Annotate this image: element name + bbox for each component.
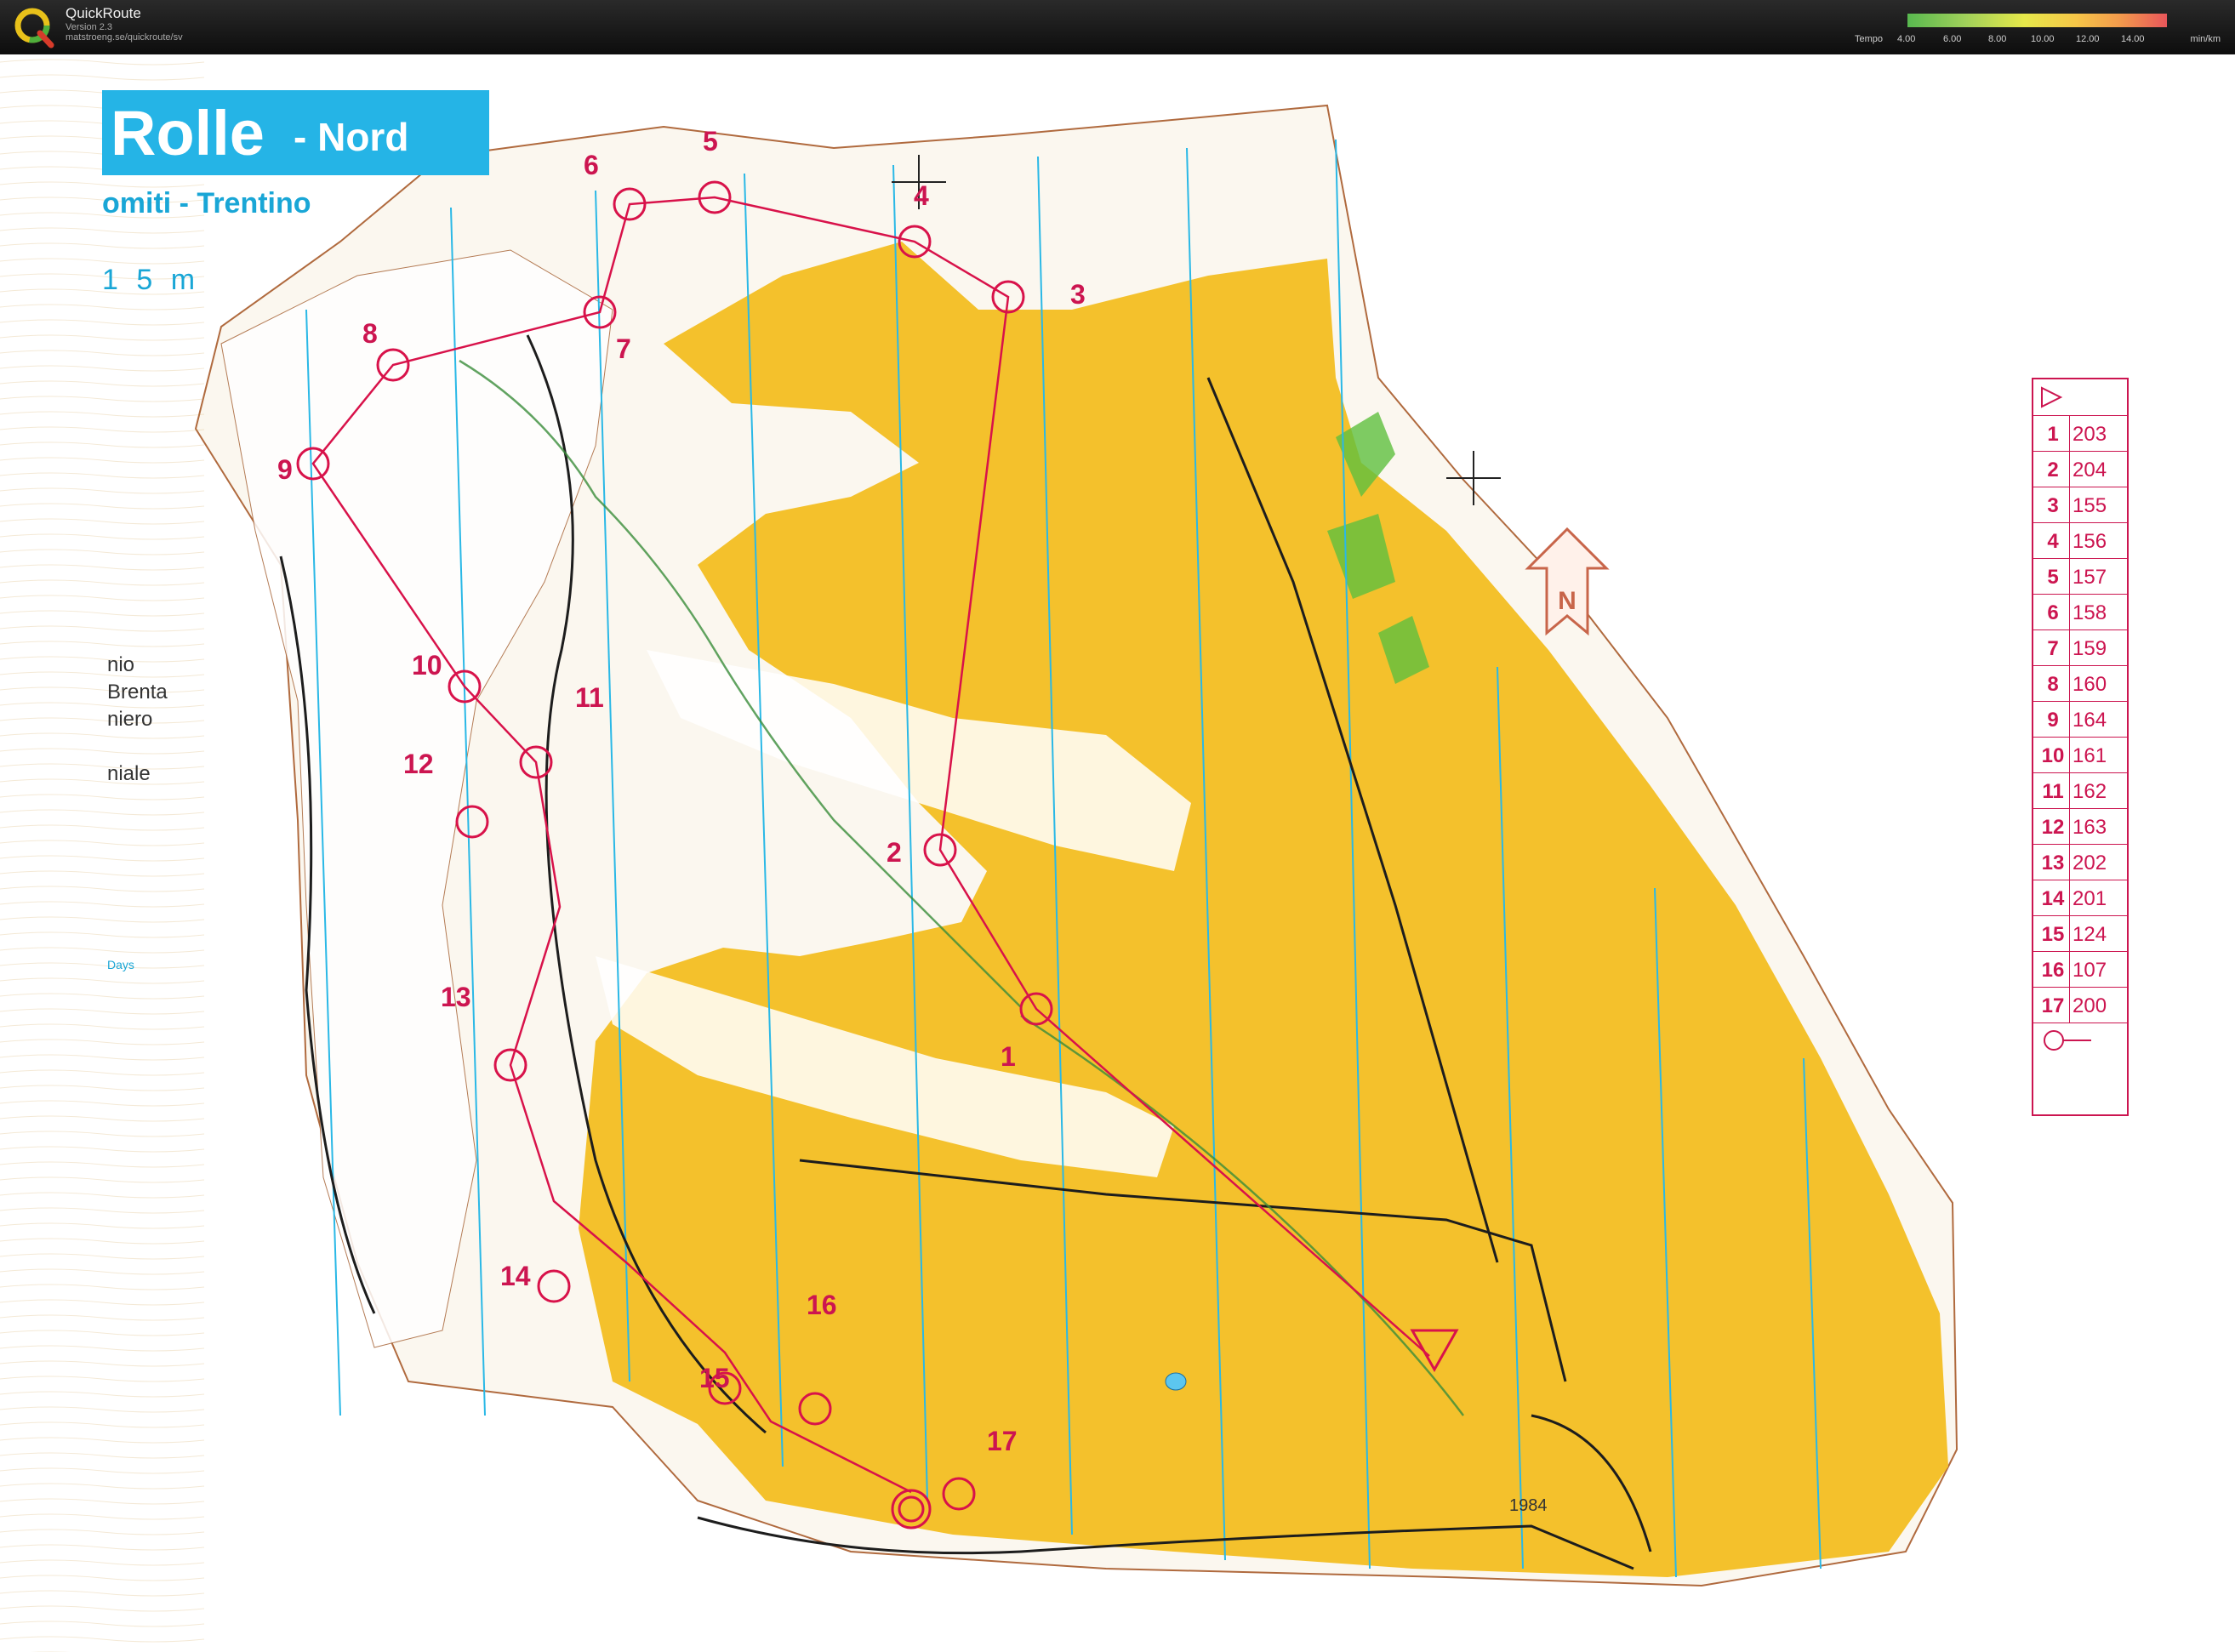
app-url: matstroeng.se/quickroute/sv xyxy=(66,32,183,43)
app-name: QuickRoute xyxy=(66,5,141,21)
control-label-1: 1 xyxy=(1001,1041,1016,1072)
north-label: N xyxy=(1558,587,1576,615)
description-row: 15 124 xyxy=(2033,915,2127,952)
map-title-banner: Rolle - Nord xyxy=(102,90,489,175)
tempo-legend: Tempo 4.00 6.00 8.00 10.00 12.00 14.00 m… xyxy=(1855,12,2221,46)
description-row: 14 201 xyxy=(2033,880,2127,916)
tempo-label: Tempo xyxy=(1855,34,1884,44)
control-label-16: 16 xyxy=(807,1290,837,1320)
tempo-unit: min/km xyxy=(2190,34,2221,44)
description-row: 4 156 xyxy=(2033,522,2127,559)
description-row: 11 162 xyxy=(2033,772,2127,809)
description-row: 5 157 xyxy=(2033,558,2127,595)
app-header: QuickRoute Version 2.3 matstroeng.se/qui… xyxy=(0,0,2235,54)
map-canvas[interactable]: N 1984 xyxy=(0,54,2235,1652)
description-row: 10 161 xyxy=(2033,737,2127,773)
control-label-17: 17 xyxy=(987,1426,1018,1456)
side-text: niero xyxy=(107,708,153,731)
description-row: 6 158 xyxy=(2033,594,2127,630)
description-row: 2 204 xyxy=(2033,451,2127,487)
tempo-tick: 12.00 xyxy=(2076,34,2100,44)
lake-icon xyxy=(1165,1372,1187,1391)
control-label-10: 10 xyxy=(412,650,442,681)
tempo-tick: 6.00 xyxy=(1943,34,1962,44)
control-label-3: 3 xyxy=(1070,279,1086,310)
side-text: Brenta xyxy=(107,681,168,704)
control-label-11: 11 xyxy=(575,682,604,713)
side-text: nio xyxy=(107,653,135,676)
control-label-14: 14 xyxy=(500,1261,531,1291)
control-label-4: 4 xyxy=(914,180,929,211)
control-label-13: 13 xyxy=(441,982,471,1012)
quickroute-logo-icon xyxy=(14,8,54,48)
app-version: Version 2.3 xyxy=(66,21,113,32)
control-label-7: 7 xyxy=(616,333,631,364)
description-row: 8 160 xyxy=(2033,665,2127,702)
control-label-8: 8 xyxy=(362,318,378,349)
tempo-tick: 8.00 xyxy=(1988,34,2007,44)
tempo-tick: 10.00 xyxy=(2031,34,2055,44)
spot-height: 1984 xyxy=(1509,1496,1548,1515)
description-row: 16 107 xyxy=(2033,951,2127,988)
control-label-12: 12 xyxy=(403,749,434,779)
map-subtitle: - Nord xyxy=(294,115,409,159)
finish-circle-icon xyxy=(2044,1030,2091,1051)
control-label-15: 15 xyxy=(699,1363,730,1393)
control-label-6: 6 xyxy=(584,150,599,180)
sponsor-logo-text: Days xyxy=(107,958,134,971)
map-title: Rolle xyxy=(111,98,265,168)
description-row: 9 164 xyxy=(2033,701,2127,738)
description-row: 1 203 xyxy=(2033,415,2127,452)
control-description-sheet: 1 203 2 204 3 155 4 156 5 157 6 158 7 159 8 160 … xyxy=(2032,378,2129,1116)
control-label-2: 2 xyxy=(887,837,902,868)
description-row: 12 163 xyxy=(2033,808,2127,845)
tempo-tick: 14.00 xyxy=(2121,34,2145,44)
side-text: niale xyxy=(107,762,151,785)
description-row: 13 202 xyxy=(2033,844,2127,880)
description-row: 7 159 xyxy=(2033,629,2127,666)
tempo-tick: 4.00 xyxy=(1897,34,1916,44)
orienteering-map[interactable]: N 1984 Rolle - Nord omiti - Trentino 1 5… xyxy=(0,54,2235,1652)
map-scale: 1 5 m xyxy=(102,264,201,296)
map-region: omiti - Trentino xyxy=(102,187,311,219)
app-title-block: QuickRoute Version 2.3 matstroeng.se/qui… xyxy=(66,5,183,43)
control-label-5: 5 xyxy=(703,126,718,157)
description-finish-row xyxy=(2033,1023,2127,1057)
description-row: 17 200 xyxy=(2033,987,2127,1023)
tempo-color-scale xyxy=(1907,14,2167,27)
start-triangle-icon xyxy=(2041,386,2063,408)
description-row: 3 155 xyxy=(2033,487,2127,523)
control-label-9: 9 xyxy=(277,454,293,485)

### What is needed
Render every item above as a numbered list of its lines, skipping blank lines and leaving out the pictures.

### Written answer
1. Annotate this image: element name + bbox for each component.
2. app-url: matstroeng.se/quickroute/sv xyxy=(66,32,183,43)
3. app-name: QuickRoute xyxy=(66,5,141,21)
4. control-label-1: 1 xyxy=(1001,1041,1016,1072)
5. north-label: N xyxy=(1558,587,1576,615)
6. description-row: 15 124 xyxy=(2033,915,2127,952)
7. map-title-banner: Rolle - Nord xyxy=(102,90,489,175)
8. tempo-legend: Tempo 4.00 6.00 8.00 10.00 12.00 14.00 m… xyxy=(1855,12,2221,46)
9. description-row: 14 201 xyxy=(2033,880,2127,916)
10. tempo-label: Tempo xyxy=(1855,34,1884,44)
11. control-label-16: 16 xyxy=(807,1290,837,1320)
12. tempo-unit: min/km xyxy=(2190,34,2221,44)
13. description-row: 4 156 xyxy=(2033,522,2127,559)
14. description-row: 11 162 xyxy=(2033,772,2127,809)
15. description-row: 5 157 xyxy=(2033,558,2127,595)
16. app-header: QuickRoute Version 2.3 matstroeng.se/qui… xyxy=(0,0,2235,54)
17. map-canvas[interactable]: N 1984 xyxy=(0,54,2235,1652)
18. description-row: 10 161 xyxy=(2033,737,2127,773)
19. control-label-17: 17 xyxy=(987,1426,1018,1456)
20. side-text: niero xyxy=(107,708,153,731)
21. description-row: 6 158 xyxy=(2033,594,2127,630)
22. description-row: 2 204 xyxy=(2033,451,2127,487)
23. tempo-tick: 12.00 xyxy=(2076,34,2100,44)
24. lake-icon xyxy=(1165,1372,1187,1391)
25. control-label-10: 10 xyxy=(412,650,442,681)
26. tempo-tick: 6.00 xyxy=(1943,34,1962,44)
27. control-label-3: 3 xyxy=(1070,279,1086,310)
28. side-text: Brenta xyxy=(107,681,168,704)
29. control-label-11: 11 xyxy=(575,682,604,713)
30. side-text: nio xyxy=(107,653,135,676)
31. control-label-14: 14 xyxy=(500,1261,531,1291)
32. control-label-4: 4 xyxy=(914,180,929,211)
33. control-label-13: 13 xyxy=(441,982,471,1012)
34. quickroute-logo-icon xyxy=(14,8,54,48)
35. app-version: Version 2.3 xyxy=(66,21,113,32)
36. control-label-7: 7 xyxy=(616,333,631,364)
37. description-row: 8 160 xyxy=(2033,665,2127,702)
38. control-label-8: 8 xyxy=(362,318,378,349)
39. tempo-tick: 8.00 xyxy=(1988,34,2007,44)
40. tempo-tick: 10.00 xyxy=(2031,34,2055,44)
41. spot-height: 1984 xyxy=(1509,1496,1548,1515)
42. description-row: 16 107 xyxy=(2033,951,2127,988)
43. control-label-12: 12 xyxy=(403,749,434,779)
44. map-subtitle: - Nord xyxy=(294,115,409,159)
45. finish-circle-icon xyxy=(2044,1030,2091,1051)
46. control-label-15: 15 xyxy=(699,1363,730,1393)
47. control-label-6: 6 xyxy=(584,150,599,180)
48. sponsor-logo-text: Days xyxy=(107,958,134,971)
49. map-title: Rolle xyxy=(111,98,265,168)
50. description-row: 9 164 xyxy=(2033,701,2127,738)
51. description-row: 1 203 xyxy=(2033,415,2127,452)
52. control-description-sheet: 1 203 2 204 3 155 4 156 5 157 6 158 7 159 8 160 … xyxy=(2032,378,2129,1116)
53. control-label-2: 2 xyxy=(887,837,902,868)
54. description-row: 12 163 xyxy=(2033,808,2127,845)
55. tempo-tick: 14.00 xyxy=(2121,34,2145,44)
56. side-text: niale xyxy=(107,762,151,785)
57. description-row: 13 202 xyxy=(2033,844,2127,880)
58. description-row: 7 159 xyxy=(2033,629,2127,666)
59. tempo-tick: 4.00 xyxy=(1897,34,1916,44)
60. orienteering-map[interactable]: N 1984 Rolle - Nord omiti - Trentino 1 5… xyxy=(0,54,2235,1652)
61. map-scale: 1 5 m xyxy=(102,264,201,296)
62. map-region: omiti - Trentino xyxy=(102,187,311,219)
63. app-title-block: QuickRoute Version 2.3 matstroeng.se/qui… xyxy=(66,5,183,43)
64. control-label-5: 5 xyxy=(703,126,718,157)
65. description-finish-row xyxy=(2033,1023,2127,1057)
66. description-row: 17 200 xyxy=(2033,987,2127,1023)
67. tempo-color-scale xyxy=(1907,14,2167,27)
68. start-triangle-icon xyxy=(2041,386,2063,408)
69. description-row: 3 155 xyxy=(2033,487,2127,523)
70. control-label-9: 9 xyxy=(277,454,293,485)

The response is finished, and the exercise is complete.